# [Problem to work on]
Copy, in full, each line of the material that holds the word "structured".

____ Records for the exercise

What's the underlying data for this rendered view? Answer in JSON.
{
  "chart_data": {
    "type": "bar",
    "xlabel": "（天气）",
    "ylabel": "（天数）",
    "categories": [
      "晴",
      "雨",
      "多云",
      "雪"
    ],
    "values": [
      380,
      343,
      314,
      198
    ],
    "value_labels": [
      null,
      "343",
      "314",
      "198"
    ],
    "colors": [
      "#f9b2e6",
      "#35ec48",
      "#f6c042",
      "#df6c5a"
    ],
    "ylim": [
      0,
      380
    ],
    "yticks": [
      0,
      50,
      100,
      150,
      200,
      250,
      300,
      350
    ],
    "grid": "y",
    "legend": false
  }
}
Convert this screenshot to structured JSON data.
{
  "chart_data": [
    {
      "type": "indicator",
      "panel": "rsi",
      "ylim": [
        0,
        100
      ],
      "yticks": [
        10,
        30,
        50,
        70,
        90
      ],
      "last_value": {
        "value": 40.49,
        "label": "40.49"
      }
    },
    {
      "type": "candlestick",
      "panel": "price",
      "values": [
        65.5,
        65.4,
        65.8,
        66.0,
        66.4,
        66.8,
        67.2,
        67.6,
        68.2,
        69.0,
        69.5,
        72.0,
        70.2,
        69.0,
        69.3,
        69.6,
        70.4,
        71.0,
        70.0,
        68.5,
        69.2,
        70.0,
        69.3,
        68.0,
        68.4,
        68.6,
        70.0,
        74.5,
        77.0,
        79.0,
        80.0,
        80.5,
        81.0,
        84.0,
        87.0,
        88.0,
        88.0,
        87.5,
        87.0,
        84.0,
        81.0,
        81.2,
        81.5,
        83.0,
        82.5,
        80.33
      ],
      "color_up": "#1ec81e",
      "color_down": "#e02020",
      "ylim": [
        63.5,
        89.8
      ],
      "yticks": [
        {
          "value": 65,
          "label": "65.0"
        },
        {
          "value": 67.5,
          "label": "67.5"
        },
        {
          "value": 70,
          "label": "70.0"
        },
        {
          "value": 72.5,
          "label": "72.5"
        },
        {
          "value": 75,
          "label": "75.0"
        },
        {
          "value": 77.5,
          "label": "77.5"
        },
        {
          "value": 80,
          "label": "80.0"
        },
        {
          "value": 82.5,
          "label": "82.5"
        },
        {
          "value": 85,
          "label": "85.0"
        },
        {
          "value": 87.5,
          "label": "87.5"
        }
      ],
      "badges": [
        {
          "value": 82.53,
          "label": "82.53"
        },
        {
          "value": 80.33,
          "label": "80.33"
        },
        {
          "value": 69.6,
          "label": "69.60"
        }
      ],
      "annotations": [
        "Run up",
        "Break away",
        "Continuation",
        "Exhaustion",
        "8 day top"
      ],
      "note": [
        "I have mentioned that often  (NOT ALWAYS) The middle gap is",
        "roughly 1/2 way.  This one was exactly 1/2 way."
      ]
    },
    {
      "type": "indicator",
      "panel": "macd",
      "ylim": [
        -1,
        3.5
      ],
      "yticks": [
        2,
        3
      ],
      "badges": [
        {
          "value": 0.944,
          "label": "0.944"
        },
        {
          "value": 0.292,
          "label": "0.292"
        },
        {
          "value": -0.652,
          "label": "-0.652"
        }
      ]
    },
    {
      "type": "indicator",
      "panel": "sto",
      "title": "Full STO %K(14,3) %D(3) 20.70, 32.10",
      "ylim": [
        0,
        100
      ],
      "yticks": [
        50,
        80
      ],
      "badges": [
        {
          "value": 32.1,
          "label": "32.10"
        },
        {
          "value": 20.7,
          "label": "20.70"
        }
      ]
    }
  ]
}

________
____ Records for the exercise

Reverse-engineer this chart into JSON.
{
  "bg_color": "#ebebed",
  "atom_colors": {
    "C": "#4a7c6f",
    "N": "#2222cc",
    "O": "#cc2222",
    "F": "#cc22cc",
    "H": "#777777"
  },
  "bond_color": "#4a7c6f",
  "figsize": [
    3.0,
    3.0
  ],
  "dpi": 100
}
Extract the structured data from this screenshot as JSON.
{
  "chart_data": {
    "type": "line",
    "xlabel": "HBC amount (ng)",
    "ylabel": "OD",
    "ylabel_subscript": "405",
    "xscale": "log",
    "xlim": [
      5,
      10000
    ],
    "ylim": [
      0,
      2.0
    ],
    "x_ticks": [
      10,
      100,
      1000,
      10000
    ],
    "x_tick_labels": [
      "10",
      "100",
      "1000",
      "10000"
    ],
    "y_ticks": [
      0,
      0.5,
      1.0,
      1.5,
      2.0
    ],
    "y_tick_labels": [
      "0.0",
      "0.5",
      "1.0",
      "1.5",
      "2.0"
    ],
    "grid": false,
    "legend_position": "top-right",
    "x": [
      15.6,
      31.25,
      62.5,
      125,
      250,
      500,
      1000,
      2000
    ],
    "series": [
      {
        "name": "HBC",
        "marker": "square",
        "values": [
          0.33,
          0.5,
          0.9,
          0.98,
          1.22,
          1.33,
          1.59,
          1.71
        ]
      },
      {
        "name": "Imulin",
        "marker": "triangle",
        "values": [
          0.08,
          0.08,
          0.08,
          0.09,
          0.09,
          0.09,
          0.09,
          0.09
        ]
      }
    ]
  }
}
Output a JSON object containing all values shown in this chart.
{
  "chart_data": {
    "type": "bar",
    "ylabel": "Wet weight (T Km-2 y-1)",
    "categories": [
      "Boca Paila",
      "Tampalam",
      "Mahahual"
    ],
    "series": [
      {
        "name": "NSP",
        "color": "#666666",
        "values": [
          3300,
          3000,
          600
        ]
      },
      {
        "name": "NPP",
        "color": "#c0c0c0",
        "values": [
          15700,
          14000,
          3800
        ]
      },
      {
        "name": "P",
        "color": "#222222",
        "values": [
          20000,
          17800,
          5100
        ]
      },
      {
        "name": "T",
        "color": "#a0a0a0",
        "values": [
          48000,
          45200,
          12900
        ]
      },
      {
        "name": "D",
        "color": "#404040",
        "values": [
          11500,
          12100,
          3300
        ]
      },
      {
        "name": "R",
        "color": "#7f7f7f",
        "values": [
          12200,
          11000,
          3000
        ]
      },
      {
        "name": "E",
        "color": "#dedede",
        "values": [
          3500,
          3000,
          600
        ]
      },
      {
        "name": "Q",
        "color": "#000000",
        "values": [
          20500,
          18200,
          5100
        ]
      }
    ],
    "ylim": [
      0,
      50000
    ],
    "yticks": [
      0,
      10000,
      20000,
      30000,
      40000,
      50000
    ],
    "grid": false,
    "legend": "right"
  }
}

________

# [Worked solution]
Convert this screenshot to structured JSON data.
Extract the structured data from this screenshot as JSON.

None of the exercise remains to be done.